>> begin Data for this task

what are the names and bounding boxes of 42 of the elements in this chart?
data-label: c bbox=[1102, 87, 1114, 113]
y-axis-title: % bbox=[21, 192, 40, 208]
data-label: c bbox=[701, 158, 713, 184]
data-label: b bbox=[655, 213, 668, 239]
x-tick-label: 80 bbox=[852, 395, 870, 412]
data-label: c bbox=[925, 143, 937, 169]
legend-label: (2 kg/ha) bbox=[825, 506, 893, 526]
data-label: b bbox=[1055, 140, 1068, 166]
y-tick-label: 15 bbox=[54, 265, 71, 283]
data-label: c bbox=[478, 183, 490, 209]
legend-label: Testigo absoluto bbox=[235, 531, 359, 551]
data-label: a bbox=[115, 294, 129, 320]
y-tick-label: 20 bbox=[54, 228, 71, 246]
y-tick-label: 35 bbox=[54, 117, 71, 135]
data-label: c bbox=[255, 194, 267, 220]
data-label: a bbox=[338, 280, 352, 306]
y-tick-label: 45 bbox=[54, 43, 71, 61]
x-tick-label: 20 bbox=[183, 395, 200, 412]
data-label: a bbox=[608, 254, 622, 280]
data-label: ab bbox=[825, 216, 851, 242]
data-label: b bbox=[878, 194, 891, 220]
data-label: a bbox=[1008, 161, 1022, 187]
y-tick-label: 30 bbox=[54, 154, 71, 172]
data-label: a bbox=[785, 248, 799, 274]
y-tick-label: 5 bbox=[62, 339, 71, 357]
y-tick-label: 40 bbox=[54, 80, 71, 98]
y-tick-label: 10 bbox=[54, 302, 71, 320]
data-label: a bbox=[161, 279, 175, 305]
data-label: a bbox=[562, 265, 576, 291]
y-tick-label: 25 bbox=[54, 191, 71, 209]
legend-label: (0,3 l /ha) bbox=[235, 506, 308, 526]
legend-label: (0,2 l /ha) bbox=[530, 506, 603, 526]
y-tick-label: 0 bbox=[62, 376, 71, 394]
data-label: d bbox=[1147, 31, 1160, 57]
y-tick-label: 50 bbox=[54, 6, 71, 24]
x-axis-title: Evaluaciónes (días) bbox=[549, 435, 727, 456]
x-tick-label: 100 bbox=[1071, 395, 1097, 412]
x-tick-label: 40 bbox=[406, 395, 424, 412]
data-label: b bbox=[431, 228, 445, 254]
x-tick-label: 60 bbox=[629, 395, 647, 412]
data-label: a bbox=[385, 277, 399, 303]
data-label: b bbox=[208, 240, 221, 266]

>> end Data for this task

- **Task brief**: Reproduce the listing above, substituting "box coordinates" for "bounding boxes" and changing nothing else.

- **Solution to this problem**:
what are the names and box coordinates of 42 of the elements in this chart?
data-label: c bbox=[1102, 87, 1114, 113]
y-axis-title: % bbox=[21, 192, 40, 208]
data-label: c bbox=[701, 158, 713, 184]
data-label: b bbox=[655, 213, 668, 239]
x-tick-label: 80 bbox=[852, 395, 870, 412]
data-label: c bbox=[925, 143, 937, 169]
legend-label: (2 kg/ha) bbox=[825, 506, 893, 526]
data-label: b bbox=[1055, 140, 1068, 166]
y-tick-label: 15 bbox=[54, 265, 71, 283]
data-label: c bbox=[478, 183, 490, 209]
legend-label: Testigo absoluto bbox=[235, 531, 359, 551]
data-label: a bbox=[115, 294, 129, 320]
y-tick-label: 20 bbox=[54, 228, 71, 246]
y-tick-label: 35 bbox=[54, 117, 71, 135]
data-label: c bbox=[255, 194, 267, 220]
data-label: a bbox=[338, 280, 352, 306]
y-tick-label: 45 bbox=[54, 43, 71, 61]
x-tick-label: 20 bbox=[183, 395, 200, 412]
data-label: a bbox=[608, 254, 622, 280]
data-label: ab bbox=[825, 216, 851, 242]
data-label: b bbox=[878, 194, 891, 220]
data-label: a bbox=[1008, 161, 1022, 187]
y-tick-label: 30 bbox=[54, 154, 71, 172]
data-label: a bbox=[785, 248, 799, 274]
y-tick-label: 5 bbox=[62, 339, 71, 357]
y-tick-label: 40 bbox=[54, 80, 71, 98]
y-tick-label: 10 bbox=[54, 302, 71, 320]
data-label: a bbox=[161, 279, 175, 305]
data-label: a bbox=[562, 265, 576, 291]
y-tick-label: 25 bbox=[54, 191, 71, 209]
legend-label: (0,3 l /ha) bbox=[235, 506, 308, 526]
legend-label: (0,2 l /ha) bbox=[530, 506, 603, 526]
y-tick-label: 0 bbox=[62, 376, 71, 394]
data-label: d bbox=[1147, 31, 1160, 57]
y-tick-label: 50 bbox=[54, 6, 71, 24]
x-axis-title: Evaluaciónes (días) bbox=[549, 435, 727, 456]
x-tick-label: 100 bbox=[1071, 395, 1097, 412]
x-tick-label: 40 bbox=[406, 395, 424, 412]
data-label: b bbox=[431, 228, 445, 254]
x-tick-label: 60 bbox=[629, 395, 647, 412]
data-label: a bbox=[385, 277, 399, 303]
data-label: b bbox=[208, 240, 221, 266]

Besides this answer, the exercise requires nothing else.